'''
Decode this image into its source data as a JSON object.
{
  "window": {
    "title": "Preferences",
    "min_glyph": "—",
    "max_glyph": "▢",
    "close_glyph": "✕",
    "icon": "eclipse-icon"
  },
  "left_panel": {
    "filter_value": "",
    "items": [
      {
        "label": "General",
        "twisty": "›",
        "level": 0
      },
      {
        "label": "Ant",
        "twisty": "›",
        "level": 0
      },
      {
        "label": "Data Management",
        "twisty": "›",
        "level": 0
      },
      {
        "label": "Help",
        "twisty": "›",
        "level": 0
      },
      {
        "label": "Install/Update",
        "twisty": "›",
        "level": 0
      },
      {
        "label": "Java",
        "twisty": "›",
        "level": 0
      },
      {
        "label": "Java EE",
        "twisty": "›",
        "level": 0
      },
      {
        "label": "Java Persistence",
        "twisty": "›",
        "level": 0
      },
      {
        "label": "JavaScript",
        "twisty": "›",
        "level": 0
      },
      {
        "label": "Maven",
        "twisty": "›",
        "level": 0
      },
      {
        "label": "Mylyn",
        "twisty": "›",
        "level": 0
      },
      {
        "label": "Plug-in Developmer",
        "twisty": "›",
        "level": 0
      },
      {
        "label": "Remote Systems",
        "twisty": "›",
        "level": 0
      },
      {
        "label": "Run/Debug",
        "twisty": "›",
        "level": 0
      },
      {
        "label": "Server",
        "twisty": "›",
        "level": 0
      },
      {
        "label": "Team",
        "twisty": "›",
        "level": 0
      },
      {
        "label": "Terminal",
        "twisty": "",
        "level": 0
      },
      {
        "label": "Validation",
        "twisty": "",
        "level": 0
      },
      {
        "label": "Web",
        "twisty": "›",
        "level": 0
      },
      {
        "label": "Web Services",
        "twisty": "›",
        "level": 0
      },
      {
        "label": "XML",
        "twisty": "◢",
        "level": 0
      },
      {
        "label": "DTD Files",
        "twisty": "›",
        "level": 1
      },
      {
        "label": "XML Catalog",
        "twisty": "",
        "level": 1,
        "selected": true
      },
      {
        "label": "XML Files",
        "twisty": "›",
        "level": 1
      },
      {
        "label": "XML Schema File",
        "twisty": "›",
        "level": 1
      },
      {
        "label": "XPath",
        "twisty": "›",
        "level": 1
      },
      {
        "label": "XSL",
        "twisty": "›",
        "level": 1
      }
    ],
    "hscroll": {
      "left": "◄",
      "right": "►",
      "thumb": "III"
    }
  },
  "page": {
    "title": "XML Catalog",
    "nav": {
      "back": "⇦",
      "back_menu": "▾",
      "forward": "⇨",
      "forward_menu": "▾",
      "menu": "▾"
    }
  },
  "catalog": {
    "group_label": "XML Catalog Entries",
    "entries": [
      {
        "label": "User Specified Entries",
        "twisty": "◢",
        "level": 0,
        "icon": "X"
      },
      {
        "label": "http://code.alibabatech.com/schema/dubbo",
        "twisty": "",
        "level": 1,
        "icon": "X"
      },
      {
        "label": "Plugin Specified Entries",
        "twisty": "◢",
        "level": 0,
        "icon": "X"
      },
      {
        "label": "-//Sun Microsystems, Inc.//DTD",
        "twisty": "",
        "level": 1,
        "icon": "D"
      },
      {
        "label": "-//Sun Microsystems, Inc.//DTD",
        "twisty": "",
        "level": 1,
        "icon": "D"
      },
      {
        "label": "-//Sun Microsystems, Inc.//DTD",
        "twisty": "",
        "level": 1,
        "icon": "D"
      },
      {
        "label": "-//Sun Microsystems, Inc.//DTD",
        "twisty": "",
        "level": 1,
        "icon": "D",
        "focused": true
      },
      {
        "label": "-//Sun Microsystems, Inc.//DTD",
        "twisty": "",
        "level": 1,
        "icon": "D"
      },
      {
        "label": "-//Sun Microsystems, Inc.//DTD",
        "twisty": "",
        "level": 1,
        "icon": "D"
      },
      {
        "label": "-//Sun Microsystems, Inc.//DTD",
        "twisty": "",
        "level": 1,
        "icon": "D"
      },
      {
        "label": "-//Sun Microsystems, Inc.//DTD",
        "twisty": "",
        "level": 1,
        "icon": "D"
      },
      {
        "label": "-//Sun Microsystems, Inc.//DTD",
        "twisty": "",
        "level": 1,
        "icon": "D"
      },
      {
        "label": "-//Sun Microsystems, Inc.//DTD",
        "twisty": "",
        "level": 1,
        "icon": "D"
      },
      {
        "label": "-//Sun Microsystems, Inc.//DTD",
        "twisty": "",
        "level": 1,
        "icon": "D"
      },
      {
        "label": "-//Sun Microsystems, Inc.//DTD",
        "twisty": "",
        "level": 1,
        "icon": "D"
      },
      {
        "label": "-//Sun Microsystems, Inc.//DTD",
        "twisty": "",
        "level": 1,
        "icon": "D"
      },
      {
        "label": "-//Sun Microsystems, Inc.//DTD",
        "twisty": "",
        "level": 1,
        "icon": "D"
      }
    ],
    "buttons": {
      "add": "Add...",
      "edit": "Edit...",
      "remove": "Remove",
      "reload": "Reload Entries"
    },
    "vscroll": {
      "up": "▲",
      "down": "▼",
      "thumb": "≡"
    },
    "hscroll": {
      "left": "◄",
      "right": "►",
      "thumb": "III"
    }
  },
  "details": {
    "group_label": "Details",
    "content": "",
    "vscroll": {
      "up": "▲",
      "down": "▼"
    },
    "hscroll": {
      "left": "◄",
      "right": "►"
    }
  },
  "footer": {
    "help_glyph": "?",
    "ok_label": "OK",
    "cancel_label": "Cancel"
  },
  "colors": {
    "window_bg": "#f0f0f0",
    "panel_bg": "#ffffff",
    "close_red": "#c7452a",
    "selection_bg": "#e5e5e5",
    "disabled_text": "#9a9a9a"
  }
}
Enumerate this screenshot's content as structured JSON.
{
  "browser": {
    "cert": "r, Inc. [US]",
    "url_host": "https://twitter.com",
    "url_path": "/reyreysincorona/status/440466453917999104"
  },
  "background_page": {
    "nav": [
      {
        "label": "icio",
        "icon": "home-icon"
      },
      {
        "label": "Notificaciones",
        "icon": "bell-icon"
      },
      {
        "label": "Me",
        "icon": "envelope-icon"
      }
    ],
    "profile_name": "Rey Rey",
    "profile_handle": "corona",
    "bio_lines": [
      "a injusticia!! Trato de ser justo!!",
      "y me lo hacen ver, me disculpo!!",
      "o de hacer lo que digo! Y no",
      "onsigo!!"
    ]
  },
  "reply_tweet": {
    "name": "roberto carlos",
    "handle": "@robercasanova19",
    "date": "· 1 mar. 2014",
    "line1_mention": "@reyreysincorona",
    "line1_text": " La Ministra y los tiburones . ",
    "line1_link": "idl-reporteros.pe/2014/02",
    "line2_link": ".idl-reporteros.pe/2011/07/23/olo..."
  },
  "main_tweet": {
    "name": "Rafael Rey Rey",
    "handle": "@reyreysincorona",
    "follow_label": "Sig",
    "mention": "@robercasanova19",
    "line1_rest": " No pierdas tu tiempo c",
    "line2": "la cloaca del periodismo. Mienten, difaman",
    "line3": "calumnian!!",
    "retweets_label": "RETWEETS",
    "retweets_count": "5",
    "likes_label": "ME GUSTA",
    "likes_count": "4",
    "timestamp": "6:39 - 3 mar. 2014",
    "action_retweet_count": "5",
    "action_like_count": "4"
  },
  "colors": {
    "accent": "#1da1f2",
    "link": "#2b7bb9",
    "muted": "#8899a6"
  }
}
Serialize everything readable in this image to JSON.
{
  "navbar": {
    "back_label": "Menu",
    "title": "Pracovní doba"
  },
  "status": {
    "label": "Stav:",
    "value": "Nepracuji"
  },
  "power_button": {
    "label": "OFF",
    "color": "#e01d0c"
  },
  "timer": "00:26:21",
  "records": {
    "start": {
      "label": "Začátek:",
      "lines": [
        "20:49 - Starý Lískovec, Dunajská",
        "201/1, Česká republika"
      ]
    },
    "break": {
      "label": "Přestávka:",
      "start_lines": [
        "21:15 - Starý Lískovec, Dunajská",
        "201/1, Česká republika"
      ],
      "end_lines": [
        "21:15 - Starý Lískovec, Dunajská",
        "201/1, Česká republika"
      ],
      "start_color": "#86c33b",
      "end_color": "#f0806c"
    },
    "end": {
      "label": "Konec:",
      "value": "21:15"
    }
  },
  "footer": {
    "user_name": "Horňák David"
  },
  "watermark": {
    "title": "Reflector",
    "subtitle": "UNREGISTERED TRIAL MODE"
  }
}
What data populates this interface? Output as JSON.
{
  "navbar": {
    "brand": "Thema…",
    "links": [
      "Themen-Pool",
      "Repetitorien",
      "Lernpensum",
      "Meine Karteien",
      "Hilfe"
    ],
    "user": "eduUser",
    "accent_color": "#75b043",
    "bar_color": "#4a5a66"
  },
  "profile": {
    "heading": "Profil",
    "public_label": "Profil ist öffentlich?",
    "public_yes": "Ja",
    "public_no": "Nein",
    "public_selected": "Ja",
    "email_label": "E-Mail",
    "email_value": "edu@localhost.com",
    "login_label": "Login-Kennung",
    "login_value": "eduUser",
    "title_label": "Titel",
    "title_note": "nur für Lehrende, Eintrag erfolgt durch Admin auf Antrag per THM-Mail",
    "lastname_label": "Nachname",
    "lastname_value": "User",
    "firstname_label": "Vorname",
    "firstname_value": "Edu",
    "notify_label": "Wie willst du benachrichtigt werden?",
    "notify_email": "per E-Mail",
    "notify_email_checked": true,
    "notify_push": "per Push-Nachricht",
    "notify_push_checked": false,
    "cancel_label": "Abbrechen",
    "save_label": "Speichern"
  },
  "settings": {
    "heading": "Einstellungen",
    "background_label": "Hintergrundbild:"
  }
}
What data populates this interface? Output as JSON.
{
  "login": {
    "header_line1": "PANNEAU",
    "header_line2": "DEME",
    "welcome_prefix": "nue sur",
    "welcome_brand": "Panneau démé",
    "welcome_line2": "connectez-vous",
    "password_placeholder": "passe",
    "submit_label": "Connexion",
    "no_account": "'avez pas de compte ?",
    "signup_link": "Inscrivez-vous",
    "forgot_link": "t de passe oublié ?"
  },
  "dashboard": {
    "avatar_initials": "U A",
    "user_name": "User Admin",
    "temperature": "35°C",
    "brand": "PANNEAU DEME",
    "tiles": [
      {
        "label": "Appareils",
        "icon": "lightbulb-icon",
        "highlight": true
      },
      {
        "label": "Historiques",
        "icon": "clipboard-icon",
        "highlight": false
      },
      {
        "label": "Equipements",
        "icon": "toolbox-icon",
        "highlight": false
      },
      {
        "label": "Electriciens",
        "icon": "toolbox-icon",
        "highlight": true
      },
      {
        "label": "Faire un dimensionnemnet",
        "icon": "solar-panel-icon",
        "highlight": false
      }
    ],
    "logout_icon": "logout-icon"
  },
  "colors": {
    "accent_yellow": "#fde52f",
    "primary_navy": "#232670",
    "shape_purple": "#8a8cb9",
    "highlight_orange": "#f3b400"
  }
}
'''
> EXERCISE INSTRUCTIONS
Using the listing above, pull out all lines that hold the word "this".

> CORRECT ANSWER
Decode this image into its source data as a JSON object.
Enumerate this screenshot's content as structured JSON.
Serialize everything readable in this image to JSON.
What data populates this interface? Output as JSON.
What data populates this interface? Output as JSON.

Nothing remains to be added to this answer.